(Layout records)

::::::::

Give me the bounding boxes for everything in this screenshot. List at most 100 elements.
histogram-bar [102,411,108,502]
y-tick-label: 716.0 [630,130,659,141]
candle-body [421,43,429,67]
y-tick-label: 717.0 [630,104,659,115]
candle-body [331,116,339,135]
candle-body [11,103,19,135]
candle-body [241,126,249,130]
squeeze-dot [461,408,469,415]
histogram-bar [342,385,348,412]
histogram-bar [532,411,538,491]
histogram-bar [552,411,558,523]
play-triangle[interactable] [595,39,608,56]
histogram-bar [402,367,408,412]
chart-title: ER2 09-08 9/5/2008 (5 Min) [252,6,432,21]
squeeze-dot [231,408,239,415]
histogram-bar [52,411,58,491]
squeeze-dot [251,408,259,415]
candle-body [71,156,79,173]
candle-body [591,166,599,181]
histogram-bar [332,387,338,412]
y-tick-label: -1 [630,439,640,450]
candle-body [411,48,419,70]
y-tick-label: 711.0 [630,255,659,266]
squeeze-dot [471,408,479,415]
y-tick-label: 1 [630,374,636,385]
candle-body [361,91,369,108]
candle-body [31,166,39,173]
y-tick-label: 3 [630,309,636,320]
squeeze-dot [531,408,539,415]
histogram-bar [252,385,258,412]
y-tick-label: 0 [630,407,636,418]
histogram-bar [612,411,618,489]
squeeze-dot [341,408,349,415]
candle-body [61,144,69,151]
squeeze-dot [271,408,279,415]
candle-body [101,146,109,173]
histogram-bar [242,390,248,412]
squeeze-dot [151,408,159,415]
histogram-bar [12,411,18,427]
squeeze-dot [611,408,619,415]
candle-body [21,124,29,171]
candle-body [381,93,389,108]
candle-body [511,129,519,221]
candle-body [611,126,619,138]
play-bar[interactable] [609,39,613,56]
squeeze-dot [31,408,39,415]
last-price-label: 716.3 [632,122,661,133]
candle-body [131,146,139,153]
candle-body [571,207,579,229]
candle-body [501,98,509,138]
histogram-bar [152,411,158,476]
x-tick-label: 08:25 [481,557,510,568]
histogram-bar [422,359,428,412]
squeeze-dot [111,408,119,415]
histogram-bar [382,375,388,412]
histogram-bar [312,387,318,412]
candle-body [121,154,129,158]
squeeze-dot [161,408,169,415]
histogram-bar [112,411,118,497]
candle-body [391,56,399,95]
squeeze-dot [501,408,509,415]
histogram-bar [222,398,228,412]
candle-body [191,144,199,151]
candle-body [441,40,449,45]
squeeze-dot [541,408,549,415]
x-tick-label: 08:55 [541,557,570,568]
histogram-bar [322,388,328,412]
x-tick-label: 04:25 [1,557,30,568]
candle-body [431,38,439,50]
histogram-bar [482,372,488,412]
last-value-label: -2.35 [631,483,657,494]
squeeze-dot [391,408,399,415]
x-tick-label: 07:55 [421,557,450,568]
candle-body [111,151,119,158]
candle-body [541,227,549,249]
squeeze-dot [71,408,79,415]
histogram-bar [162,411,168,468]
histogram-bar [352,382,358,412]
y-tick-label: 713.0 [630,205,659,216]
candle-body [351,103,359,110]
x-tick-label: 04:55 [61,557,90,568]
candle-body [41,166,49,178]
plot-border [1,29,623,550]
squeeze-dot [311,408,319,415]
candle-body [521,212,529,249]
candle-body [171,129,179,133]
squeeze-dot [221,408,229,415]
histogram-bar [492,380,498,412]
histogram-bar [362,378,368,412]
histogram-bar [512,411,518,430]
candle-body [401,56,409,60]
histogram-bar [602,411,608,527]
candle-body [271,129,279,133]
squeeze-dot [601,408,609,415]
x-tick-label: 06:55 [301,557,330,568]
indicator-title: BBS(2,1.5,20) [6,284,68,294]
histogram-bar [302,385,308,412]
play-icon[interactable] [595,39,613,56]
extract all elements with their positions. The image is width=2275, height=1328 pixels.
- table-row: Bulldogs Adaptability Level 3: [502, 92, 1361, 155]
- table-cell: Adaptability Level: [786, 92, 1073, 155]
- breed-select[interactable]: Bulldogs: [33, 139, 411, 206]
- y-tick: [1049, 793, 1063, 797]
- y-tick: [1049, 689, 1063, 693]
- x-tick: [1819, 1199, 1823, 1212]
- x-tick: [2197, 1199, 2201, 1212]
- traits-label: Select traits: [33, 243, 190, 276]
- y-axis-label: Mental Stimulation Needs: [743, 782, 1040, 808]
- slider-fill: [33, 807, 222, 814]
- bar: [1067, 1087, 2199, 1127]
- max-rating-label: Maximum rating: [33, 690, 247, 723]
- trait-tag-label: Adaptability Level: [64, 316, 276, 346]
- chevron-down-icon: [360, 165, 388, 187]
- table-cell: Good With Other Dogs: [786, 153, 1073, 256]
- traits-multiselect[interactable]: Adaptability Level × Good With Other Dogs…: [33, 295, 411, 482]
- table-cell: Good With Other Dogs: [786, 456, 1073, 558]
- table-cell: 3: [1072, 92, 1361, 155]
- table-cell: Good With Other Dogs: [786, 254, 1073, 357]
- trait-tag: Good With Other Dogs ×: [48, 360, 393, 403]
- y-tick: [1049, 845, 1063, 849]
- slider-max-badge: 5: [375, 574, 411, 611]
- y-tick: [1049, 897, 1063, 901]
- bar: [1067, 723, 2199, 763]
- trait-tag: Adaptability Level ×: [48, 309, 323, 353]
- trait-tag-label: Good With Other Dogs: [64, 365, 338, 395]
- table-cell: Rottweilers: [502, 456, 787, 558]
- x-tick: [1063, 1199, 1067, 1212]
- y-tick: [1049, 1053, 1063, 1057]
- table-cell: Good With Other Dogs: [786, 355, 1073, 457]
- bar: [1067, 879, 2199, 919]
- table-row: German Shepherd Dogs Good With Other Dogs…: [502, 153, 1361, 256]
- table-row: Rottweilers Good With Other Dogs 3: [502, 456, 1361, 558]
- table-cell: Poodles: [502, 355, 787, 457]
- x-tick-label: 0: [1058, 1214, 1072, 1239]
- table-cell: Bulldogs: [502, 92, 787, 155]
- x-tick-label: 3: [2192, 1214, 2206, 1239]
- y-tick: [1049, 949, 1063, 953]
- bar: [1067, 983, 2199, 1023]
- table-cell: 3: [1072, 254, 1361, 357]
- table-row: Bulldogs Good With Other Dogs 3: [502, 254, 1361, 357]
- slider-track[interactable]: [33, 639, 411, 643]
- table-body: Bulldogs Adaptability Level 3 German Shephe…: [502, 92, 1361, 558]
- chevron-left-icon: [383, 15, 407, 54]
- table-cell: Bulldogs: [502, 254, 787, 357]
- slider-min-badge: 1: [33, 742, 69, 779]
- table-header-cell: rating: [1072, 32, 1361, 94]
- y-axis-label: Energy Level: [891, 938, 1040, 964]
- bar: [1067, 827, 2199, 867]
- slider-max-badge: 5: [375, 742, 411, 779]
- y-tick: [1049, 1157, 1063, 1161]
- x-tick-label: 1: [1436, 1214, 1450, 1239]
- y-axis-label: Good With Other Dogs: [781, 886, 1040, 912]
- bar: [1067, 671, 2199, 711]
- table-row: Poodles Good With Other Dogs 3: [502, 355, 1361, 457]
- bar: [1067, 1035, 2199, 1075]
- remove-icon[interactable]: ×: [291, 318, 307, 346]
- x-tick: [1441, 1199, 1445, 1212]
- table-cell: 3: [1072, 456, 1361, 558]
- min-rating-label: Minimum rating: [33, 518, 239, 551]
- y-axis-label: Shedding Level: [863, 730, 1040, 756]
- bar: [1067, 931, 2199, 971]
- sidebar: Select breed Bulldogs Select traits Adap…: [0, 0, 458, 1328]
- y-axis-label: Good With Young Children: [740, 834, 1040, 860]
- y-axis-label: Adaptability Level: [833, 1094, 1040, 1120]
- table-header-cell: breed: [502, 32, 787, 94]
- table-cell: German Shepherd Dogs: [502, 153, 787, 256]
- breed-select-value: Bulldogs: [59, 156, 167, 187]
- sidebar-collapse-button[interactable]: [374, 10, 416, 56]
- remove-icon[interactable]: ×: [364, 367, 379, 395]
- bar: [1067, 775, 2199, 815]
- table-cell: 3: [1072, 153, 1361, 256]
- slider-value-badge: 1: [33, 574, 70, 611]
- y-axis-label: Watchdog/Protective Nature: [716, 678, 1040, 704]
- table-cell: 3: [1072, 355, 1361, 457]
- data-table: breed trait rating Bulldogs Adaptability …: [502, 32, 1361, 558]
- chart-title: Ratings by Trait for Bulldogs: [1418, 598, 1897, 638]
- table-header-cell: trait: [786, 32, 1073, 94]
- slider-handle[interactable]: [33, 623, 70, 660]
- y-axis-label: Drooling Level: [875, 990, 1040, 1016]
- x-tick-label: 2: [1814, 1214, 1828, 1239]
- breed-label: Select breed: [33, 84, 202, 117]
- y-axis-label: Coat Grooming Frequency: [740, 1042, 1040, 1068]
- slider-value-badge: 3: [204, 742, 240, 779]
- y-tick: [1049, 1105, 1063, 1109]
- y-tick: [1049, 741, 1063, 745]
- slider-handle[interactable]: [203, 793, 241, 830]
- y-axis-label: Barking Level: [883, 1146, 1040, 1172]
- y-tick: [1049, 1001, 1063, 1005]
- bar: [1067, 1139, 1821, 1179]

::::::::

WHAT IS BEING ASKED:
Report how many of the lines above contain the string "Rottweilers", treating uppercase and lowercase as distinct. Give only the number.

RESPONSE:
2